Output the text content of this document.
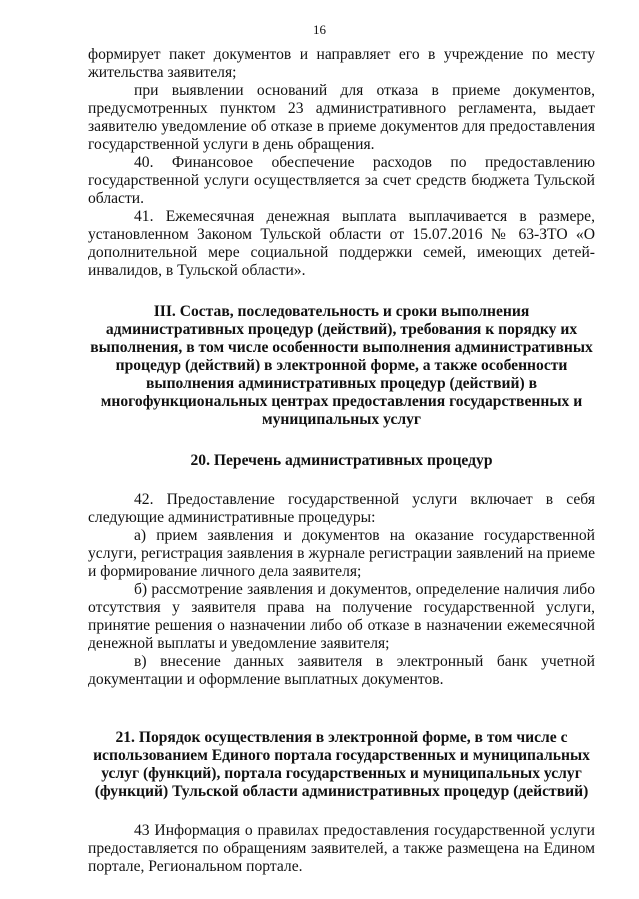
16

формирует пакет документов и направляет его в учреждение по месту жительства заявителя;

при выявлении оснований для отказа в приеме документов, предусмотренных пунктом 23 административного регламента, выдает заявителю уведомление об отказе в приеме документов для предоставления государственной услуги в день обращения.

40. Финансовое обеспечение расходов по предоставлению государственной услуги осуществляется за счет средств бюджета Тульской области.

41. Ежемесячная денежная выплата выплачивается в размере, установленном Законом Тульской области от 15.07.2016 № 63-ЗТО «О дополнительной мере социальной поддержки семей, имеющих детей-инвалидов, в Тульской области».

III. Состав, последовательность и сроки выполнения административных процедур (действий), требования к порядку их выполнения, в том числе особенности выполнения административных процедур (действий) в электронной форме, а также особенности выполнения административных процедур (действий) в многофункциональных центрах предоставления государственных и муниципальных услуг
20. Перечень административных процедур

42. Предоставление государственной услуги включает в себя следующие административные процедуры:

а) прием заявления и документов на оказание государственной услуги, регистрация заявления в журнале регистрации заявлений на приеме и формирование личного дела заявителя;

б) рассмотрение заявления и документов, определение наличия либо отсутствия у заявителя права на получение государственной услуги, принятие решения о назначении либо об отказе в назначении ежемесячной денежной выплаты и уведомление заявителя;

в) внесение данных заявителя в электронный банк учетной документации и оформление выплатных документов.

21. Порядок осуществления в электронной форме, в том числе с использованием Единого портала государственных и муниципальных услуг (функций), портала государственных и муниципальных услуг (функций) Тульской области административных процедур (действий)

43 Информация о правилах предоставления государственной услуги предоставляется по обращениям заявителей, а также размещена на Едином портале, Региональном портале.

Objective: Give the number of lines in the listing above that hold the string "заявителя", with nothing else.

Task response: 4